Omit the images, then output each of the records below exactly.

▶ DATA FOR PROCESSING
┄┄┄┄┄┄┄┄┄┄

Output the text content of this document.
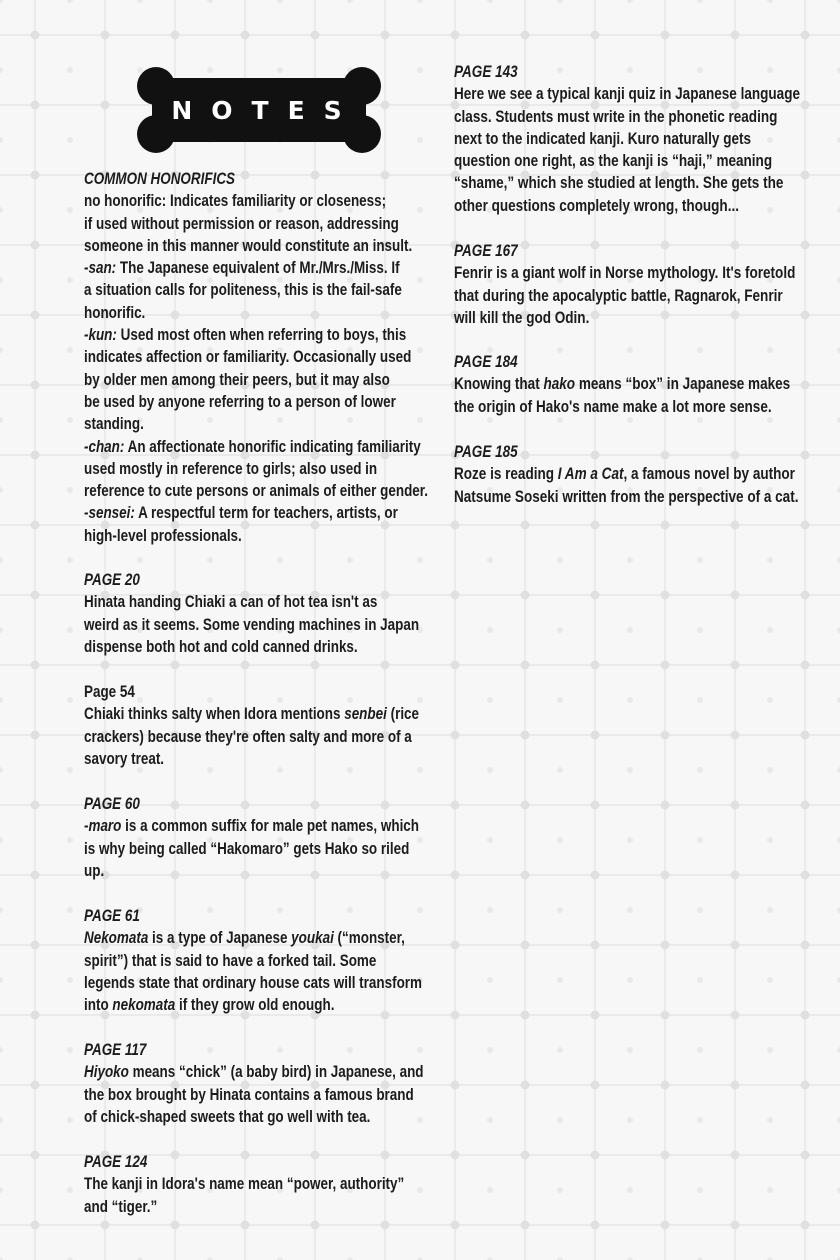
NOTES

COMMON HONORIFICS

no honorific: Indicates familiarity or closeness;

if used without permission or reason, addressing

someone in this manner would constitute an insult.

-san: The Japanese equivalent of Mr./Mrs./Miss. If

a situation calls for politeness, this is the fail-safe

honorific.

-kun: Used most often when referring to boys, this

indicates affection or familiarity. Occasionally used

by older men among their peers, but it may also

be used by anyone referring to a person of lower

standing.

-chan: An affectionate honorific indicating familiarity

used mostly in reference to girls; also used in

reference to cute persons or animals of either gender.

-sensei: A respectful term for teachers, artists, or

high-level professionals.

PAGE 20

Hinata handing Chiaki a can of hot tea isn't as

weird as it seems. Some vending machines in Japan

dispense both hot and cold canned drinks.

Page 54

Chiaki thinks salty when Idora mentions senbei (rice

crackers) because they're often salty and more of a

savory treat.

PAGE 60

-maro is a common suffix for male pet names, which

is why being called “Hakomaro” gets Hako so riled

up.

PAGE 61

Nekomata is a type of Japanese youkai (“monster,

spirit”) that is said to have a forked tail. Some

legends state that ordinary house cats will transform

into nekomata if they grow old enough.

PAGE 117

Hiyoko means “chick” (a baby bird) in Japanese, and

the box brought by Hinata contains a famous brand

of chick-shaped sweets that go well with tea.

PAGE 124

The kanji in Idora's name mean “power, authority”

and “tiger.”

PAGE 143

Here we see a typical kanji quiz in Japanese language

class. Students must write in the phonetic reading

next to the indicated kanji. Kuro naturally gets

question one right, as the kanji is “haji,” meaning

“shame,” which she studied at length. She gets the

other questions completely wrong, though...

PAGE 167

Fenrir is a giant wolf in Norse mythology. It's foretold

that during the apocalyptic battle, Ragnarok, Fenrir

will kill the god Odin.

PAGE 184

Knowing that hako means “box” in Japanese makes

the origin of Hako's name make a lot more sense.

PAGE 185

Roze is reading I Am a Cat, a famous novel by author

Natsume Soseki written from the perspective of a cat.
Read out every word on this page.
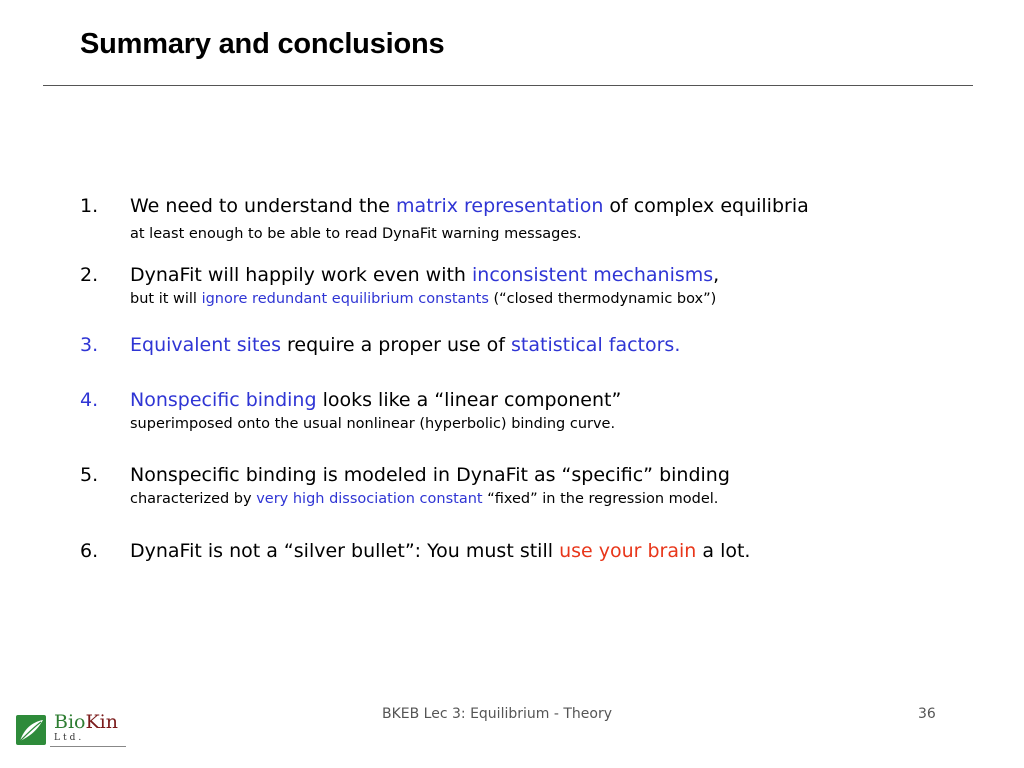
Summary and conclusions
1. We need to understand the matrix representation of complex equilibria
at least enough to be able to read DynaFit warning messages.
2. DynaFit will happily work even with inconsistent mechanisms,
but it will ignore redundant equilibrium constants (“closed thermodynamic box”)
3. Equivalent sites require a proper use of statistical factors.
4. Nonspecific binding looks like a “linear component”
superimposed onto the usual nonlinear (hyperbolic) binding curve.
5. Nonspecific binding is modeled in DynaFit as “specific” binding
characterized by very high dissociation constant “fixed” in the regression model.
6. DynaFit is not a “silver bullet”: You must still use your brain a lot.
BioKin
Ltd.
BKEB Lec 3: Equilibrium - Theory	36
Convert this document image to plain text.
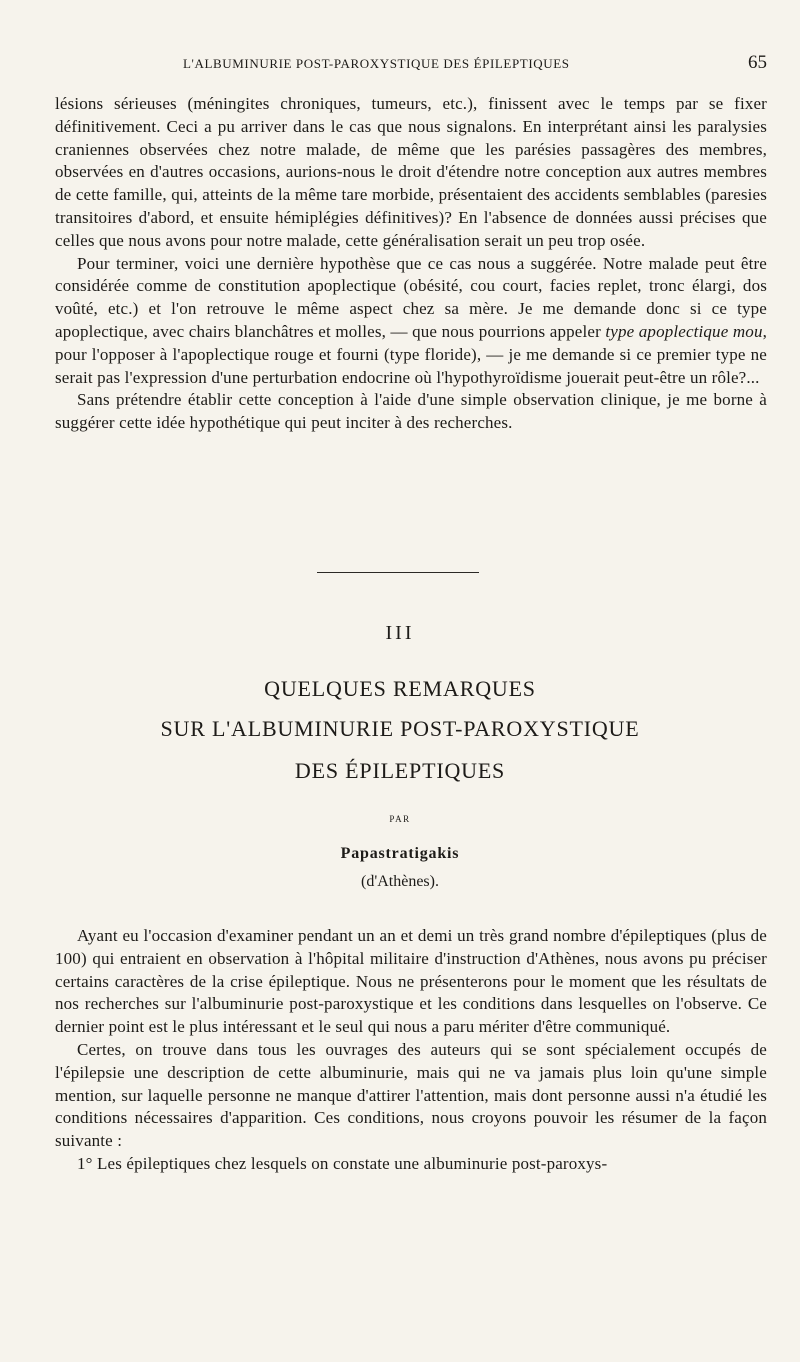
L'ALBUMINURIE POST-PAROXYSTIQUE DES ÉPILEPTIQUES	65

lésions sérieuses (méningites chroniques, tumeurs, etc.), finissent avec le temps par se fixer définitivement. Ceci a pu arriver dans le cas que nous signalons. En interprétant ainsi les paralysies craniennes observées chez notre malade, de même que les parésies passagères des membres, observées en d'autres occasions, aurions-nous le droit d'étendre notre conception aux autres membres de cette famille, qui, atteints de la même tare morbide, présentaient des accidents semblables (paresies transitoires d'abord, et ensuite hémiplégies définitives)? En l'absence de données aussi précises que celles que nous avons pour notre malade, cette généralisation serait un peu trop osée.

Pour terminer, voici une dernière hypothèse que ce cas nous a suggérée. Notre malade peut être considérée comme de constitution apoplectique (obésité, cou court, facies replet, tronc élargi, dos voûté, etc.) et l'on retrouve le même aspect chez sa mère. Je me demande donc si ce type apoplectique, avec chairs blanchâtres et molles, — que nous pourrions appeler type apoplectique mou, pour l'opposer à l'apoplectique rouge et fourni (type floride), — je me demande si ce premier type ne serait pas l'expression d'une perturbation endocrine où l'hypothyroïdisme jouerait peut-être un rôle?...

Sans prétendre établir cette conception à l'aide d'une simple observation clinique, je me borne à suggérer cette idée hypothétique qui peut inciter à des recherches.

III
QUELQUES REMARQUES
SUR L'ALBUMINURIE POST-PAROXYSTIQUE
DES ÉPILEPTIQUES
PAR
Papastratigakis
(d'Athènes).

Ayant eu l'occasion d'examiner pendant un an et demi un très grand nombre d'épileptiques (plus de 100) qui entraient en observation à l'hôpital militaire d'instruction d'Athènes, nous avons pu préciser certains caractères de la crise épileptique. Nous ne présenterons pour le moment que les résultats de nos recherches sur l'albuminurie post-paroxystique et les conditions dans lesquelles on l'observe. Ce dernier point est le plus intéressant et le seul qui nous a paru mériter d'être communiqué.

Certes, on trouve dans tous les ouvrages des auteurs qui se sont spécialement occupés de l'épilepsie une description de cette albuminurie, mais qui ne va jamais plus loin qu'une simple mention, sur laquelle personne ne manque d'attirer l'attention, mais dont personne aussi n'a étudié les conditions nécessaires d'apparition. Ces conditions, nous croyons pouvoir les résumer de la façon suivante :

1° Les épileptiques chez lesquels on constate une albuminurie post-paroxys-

┄┄┄┄┄┄┄┄┄┄

▶ RESULT OF THIS TASK
Output the text content of this document.
NOTES

COMMON HONORIFICS

no honorific: Indicates familiarity or closeness;

if used without permission or reason, addressing

someone in this manner would constitute an insult.

-san: The Japanese equivalent of Mr./Mrs./Miss. If

a situation calls for politeness, this is the fail-safe

honorific.

-kun: Used most often when referring to boys, this

indicates affection or familiarity. Occasionally used

by older men among their peers, but it may also

be used by anyone referring to a person of lower

standing.

-chan: An affectionate honorific indicating familiarity

used mostly in reference to girls; also used in

reference to cute persons or animals of either gender.

-sensei: A respectful term for teachers, artists, or

high-level professionals.

PAGE 20

Hinata handing Chiaki a can of hot tea isn't as

weird as it seems. Some vending machines in Japan

dispense both hot and cold canned drinks.

Page 54

Chiaki thinks salty when Idora mentions senbei (rice

crackers) because they're often salty and more of a

savory treat.

PAGE 60

-maro is a common suffix for male pet names, which

is why being called “Hakomaro” gets Hako so riled

up.

PAGE 61

Nekomata is a type of Japanese youkai (“monster,

spirit”) that is said to have a forked tail. Some

legends state that ordinary house cats will transform

into nekomata if they grow old enough.

PAGE 117

Hiyoko means “chick” (a baby bird) in Japanese, and

the box brought by Hinata contains a famous brand

of chick-shaped sweets that go well with tea.

PAGE 124

The kanji in Idora's name mean “power, authority”

and “tiger.”

PAGE 143

Here we see a typical kanji quiz in Japanese language

class. Students must write in the phonetic reading

next to the indicated kanji. Kuro naturally gets

question one right, as the kanji is “haji,” meaning

“shame,” which she studied at length. She gets the

other questions completely wrong, though...

PAGE 167

Fenrir is a giant wolf in Norse mythology. It's foretold

that during the apocalyptic battle, Ragnarok, Fenrir

will kill the god Odin.

PAGE 184

Knowing that hako means “box” in Japanese makes

the origin of Hako's name make a lot more sense.

PAGE 185

Roze is reading I Am a Cat, a famous novel by author

Natsume Soseki written from the perspective of a cat.
Read out every word on this page.
Summary and conclusions
1. We need to understand the matrix representation of complex equilibria
at least enough to be able to read DynaFit warning messages.
2. DynaFit will happily work even with inconsistent mechanisms,
but it will ignore redundant equilibrium constants (“closed thermodynamic box”)
3. Equivalent sites require a proper use of statistical factors.
4. Nonspecific binding looks like a “linear component”
superimposed onto the usual nonlinear (hyperbolic) binding curve.
5. Nonspecific binding is modeled in DynaFit as “specific” binding
characterized by very high dissociation constant “fixed” in the regression model.
6. DynaFit is not a “silver bullet”: You must still use your brain a lot.
BioKin
Ltd.
BKEB Lec 3: Equilibrium - Theory	36
Convert this document image to plain text.
L'ALBUMINURIE POST-PAROXYSTIQUE DES ÉPILEPTIQUES	65

lésions sérieuses (méningites chroniques, tumeurs, etc.), finissent avec le temps par se fixer définitivement. Ceci a pu arriver dans le cas que nous signalons. En interprétant ainsi les paralysies craniennes observées chez notre malade, de même que les parésies passagères des membres, observées en d'autres occasions, aurions-nous le droit d'étendre notre conception aux autres membres de cette famille, qui, atteints de la même tare morbide, présentaient des accidents semblables (paresies transitoires d'abord, et ensuite hémiplégies définitives)? En l'absence de données aussi précises que celles que nous avons pour notre malade, cette généralisation serait un peu trop osée.

Pour terminer, voici une dernière hypothèse que ce cas nous a suggérée. Notre malade peut être considérée comme de constitution apoplectique (obésité, cou court, facies replet, tronc élargi, dos voûté, etc.) et l'on retrouve le même aspect chez sa mère. Je me demande donc si ce type apoplectique, avec chairs blanchâtres et molles, — que nous pourrions appeler type apoplectique mou, pour l'opposer à l'apoplectique rouge et fourni (type floride), — je me demande si ce premier type ne serait pas l'expression d'une perturbation endocrine où l'hypothyroïdisme jouerait peut-être un rôle?...

Sans prétendre établir cette conception à l'aide d'une simple observation clinique, je me borne à suggérer cette idée hypothétique qui peut inciter à des recherches.

III
QUELQUES REMARQUES
SUR L'ALBUMINURIE POST-PAROXYSTIQUE
DES ÉPILEPTIQUES
PAR
Papastratigakis
(d'Athènes).

Ayant eu l'occasion d'examiner pendant un an et demi un très grand nombre d'épileptiques (plus de 100) qui entraient en observation à l'hôpital militaire d'instruction d'Athènes, nous avons pu préciser certains caractères de la crise épileptique. Nous ne présenterons pour le moment que les résultats de nos recherches sur l'albuminurie post-paroxystique et les conditions dans lesquelles on l'observe. Ce dernier point est le plus intéressant et le seul qui nous a paru mériter d'être communiqué.

Certes, on trouve dans tous les ouvrages des auteurs qui se sont spécialement occupés de l'épilepsie une description de cette albuminurie, mais qui ne va jamais plus loin qu'une simple mention, sur laquelle personne ne manque d'attirer l'attention, mais dont personne aussi n'a étudié les conditions nécessaires d'apparition. Ces conditions, nous croyons pouvoir les résumer de la façon suivante :

1° Les épileptiques chez lesquels on constate une albuminurie post-paroxys-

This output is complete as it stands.